Task details:
Beneath this task is a listing; retype all of it exactly.

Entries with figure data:
◇ ◇ ◇ ◇ ◇ ◇ ◇

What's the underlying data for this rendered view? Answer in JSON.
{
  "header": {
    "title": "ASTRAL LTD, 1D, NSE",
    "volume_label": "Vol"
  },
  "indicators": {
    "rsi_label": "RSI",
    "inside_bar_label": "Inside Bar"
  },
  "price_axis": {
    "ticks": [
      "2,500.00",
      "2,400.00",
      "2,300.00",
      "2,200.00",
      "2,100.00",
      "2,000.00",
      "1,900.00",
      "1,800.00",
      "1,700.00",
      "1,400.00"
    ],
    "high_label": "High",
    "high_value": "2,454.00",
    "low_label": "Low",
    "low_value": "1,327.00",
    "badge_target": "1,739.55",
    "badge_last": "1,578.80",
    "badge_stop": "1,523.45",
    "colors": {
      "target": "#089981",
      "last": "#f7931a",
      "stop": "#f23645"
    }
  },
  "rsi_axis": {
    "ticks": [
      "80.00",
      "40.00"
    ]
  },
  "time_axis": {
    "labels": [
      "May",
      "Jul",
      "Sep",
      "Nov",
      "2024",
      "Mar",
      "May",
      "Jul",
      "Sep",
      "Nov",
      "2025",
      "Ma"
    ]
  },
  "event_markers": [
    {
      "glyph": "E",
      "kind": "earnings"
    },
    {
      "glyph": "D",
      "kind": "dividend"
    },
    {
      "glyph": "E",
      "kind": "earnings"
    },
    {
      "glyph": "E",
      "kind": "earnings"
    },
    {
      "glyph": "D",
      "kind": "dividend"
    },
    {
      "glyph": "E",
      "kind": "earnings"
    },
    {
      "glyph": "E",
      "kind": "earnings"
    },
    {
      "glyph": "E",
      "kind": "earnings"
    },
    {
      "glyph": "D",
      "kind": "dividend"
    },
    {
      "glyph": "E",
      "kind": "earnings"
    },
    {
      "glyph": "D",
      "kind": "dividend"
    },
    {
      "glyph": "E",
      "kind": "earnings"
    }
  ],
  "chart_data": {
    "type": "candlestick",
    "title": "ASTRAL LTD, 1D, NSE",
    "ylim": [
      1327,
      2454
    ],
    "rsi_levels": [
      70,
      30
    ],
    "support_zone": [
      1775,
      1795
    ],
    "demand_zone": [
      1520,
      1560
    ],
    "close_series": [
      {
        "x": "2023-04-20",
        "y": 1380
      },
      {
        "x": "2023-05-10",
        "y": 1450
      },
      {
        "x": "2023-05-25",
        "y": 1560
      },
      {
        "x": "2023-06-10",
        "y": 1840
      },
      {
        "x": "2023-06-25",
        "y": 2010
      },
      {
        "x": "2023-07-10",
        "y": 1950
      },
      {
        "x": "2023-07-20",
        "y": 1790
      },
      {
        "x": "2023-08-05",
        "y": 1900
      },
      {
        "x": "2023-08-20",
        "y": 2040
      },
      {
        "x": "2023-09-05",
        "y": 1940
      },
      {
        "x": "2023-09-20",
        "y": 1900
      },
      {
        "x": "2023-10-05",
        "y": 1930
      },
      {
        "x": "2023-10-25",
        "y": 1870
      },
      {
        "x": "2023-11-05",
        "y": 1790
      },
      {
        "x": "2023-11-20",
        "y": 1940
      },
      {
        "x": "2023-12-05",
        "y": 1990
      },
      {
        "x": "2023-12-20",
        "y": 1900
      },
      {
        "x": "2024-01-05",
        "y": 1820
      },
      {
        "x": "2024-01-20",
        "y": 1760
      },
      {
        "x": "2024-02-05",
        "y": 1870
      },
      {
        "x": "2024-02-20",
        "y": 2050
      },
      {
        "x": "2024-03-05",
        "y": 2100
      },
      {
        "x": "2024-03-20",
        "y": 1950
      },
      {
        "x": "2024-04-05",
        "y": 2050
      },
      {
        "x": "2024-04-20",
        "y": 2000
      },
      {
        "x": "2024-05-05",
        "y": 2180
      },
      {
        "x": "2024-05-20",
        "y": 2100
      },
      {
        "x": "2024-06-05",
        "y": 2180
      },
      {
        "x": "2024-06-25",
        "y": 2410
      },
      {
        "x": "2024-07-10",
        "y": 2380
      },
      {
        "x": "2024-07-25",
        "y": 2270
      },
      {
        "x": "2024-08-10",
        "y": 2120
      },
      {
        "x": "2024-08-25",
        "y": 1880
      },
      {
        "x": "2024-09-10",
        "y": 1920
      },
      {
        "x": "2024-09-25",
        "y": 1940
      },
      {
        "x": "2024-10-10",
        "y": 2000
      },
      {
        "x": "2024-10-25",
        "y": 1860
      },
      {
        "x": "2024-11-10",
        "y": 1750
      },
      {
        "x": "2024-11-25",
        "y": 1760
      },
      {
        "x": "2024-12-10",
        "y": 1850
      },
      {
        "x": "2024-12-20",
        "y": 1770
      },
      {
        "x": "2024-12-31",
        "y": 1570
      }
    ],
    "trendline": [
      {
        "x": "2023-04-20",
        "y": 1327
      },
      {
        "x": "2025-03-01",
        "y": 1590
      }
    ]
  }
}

◇ ◇ ◇ ◇ ◇ ◇ ◇

Answer for the task:
What's the underlying data for this rendered view? Answer in JSON.
{
  "header": {
    "title": "ASTRAL LTD, 1D, NSE",
    "volume_label": "Vol"
  },
  "indicators": {
    "rsi_label": "RSI",
    "inside_bar_label": "Inside Bar"
  },
  "price_axis": {
    "ticks": [
      "2,500.00",
      "2,400.00",
      "2,300.00",
      "2,200.00",
      "2,100.00",
      "2,000.00",
      "1,900.00",
      "1,800.00",
      "1,700.00",
      "1,400.00"
    ],
    "high_label": "High",
    "high_value": "2,454.00",
    "low_label": "Low",
    "low_value": "1,327.00",
    "badge_target": "1,739.55",
    "badge_last": "1,578.80",
    "badge_stop": "1,523.45",
    "colors": {
      "target": "#089981",
      "last": "#f7931a",
      "stop": "#f23645"
    }
  },
  "rsi_axis": {
    "ticks": [
      "80.00",
      "40.00"
    ]
  },
  "time_axis": {
    "labels": [
      "May",
      "Jul",
      "Sep",
      "Nov",
      "2024",
      "Mar",
      "May",
      "Jul",
      "Sep",
      "Nov",
      "2025",
      "Ma"
    ]
  },
  "event_markers": [
    {
      "glyph": "E",
      "kind": "earnings"
    },
    {
      "glyph": "D",
      "kind": "dividend"
    },
    {
      "glyph": "E",
      "kind": "earnings"
    },
    {
      "glyph": "E",
      "kind": "earnings"
    },
    {
      "glyph": "D",
      "kind": "dividend"
    },
    {
      "glyph": "E",
      "kind": "earnings"
    },
    {
      "glyph": "E",
      "kind": "earnings"
    },
    {
      "glyph": "E",
      "kind": "earnings"
    },
    {
      "glyph": "D",
      "kind": "dividend"
    },
    {
      "glyph": "E",
      "kind": "earnings"
    },
    {
      "glyph": "D",
      "kind": "dividend"
    },
    {
      "glyph": "E",
      "kind": "earnings"
    }
  ],
  "chart_data": {
    "type": "candlestick",
    "title": "ASTRAL LTD, 1D, NSE",
    "ylim": [
      1327,
      2454
    ],
    "rsi_levels": [
      70,
      30
    ],
    "support_zone": [
      1775,
      1795
    ],
    "demand_zone": [
      1520,
      1560
    ],
    "close_series": [
      {
        "x": "2023-04-20",
        "y": 1380
      },
      {
        "x": "2023-05-10",
        "y": 1450
      },
      {
        "x": "2023-05-25",
        "y": 1560
      },
      {
        "x": "2023-06-10",
        "y": 1840
      },
      {
        "x": "2023-06-25",
        "y": 2010
      },
      {
        "x": "2023-07-10",
        "y": 1950
      },
      {
        "x": "2023-07-20",
        "y": 1790
      },
      {
        "x": "2023-08-05",
        "y": 1900
      },
      {
        "x": "2023-08-20",
        "y": 2040
      },
      {
        "x": "2023-09-05",
        "y": 1940
      },
      {
        "x": "2023-09-20",
        "y": 1900
      },
      {
        "x": "2023-10-05",
        "y": 1930
      },
      {
        "x": "2023-10-25",
        "y": 1870
      },
      {
        "x": "2023-11-05",
        "y": 1790
      },
      {
        "x": "2023-11-20",
        "y": 1940
      },
      {
        "x": "2023-12-05",
        "y": 1990
      },
      {
        "x": "2023-12-20",
        "y": 1900
      },
      {
        "x": "2024-01-05",
        "y": 1820
      },
      {
        "x": "2024-01-20",
        "y": 1760
      },
      {
        "x": "2024-02-05",
        "y": 1870
      },
      {
        "x": "2024-02-20",
        "y": 2050
      },
      {
        "x": "2024-03-05",
        "y": 2100
      },
      {
        "x": "2024-03-20",
        "y": 1950
      },
      {
        "x": "2024-04-05",
        "y": 2050
      },
      {
        "x": "2024-04-20",
        "y": 2000
      },
      {
        "x": "2024-05-05",
        "y": 2180
      },
      {
        "x": "2024-05-20",
        "y": 2100
      },
      {
        "x": "2024-06-05",
        "y": 2180
      },
      {
        "x": "2024-06-25",
        "y": 2410
      },
      {
        "x": "2024-07-10",
        "y": 2380
      },
      {
        "x": "2024-07-25",
        "y": 2270
      },
      {
        "x": "2024-08-10",
        "y": 2120
      },
      {
        "x": "2024-08-25",
        "y": 1880
      },
      {
        "x": "2024-09-10",
        "y": 1920
      },
      {
        "x": "2024-09-25",
        "y": 1940
      },
      {
        "x": "2024-10-10",
        "y": 2000
      },
      {
        "x": "2024-10-25",
        "y": 1860
      },
      {
        "x": "2024-11-10",
        "y": 1750
      },
      {
        "x": "2024-11-25",
        "y": 1760
      },
      {
        "x": "2024-12-10",
        "y": 1850
      },
      {
        "x": "2024-12-20",
        "y": 1770
      },
      {
        "x": "2024-12-31",
        "y": 1570
      }
    ],
    "trendline": [
      {
        "x": "2023-04-20",
        "y": 1327
      },
      {
        "x": "2025-03-01",
        "y": 1590
      }
    ]
  }
}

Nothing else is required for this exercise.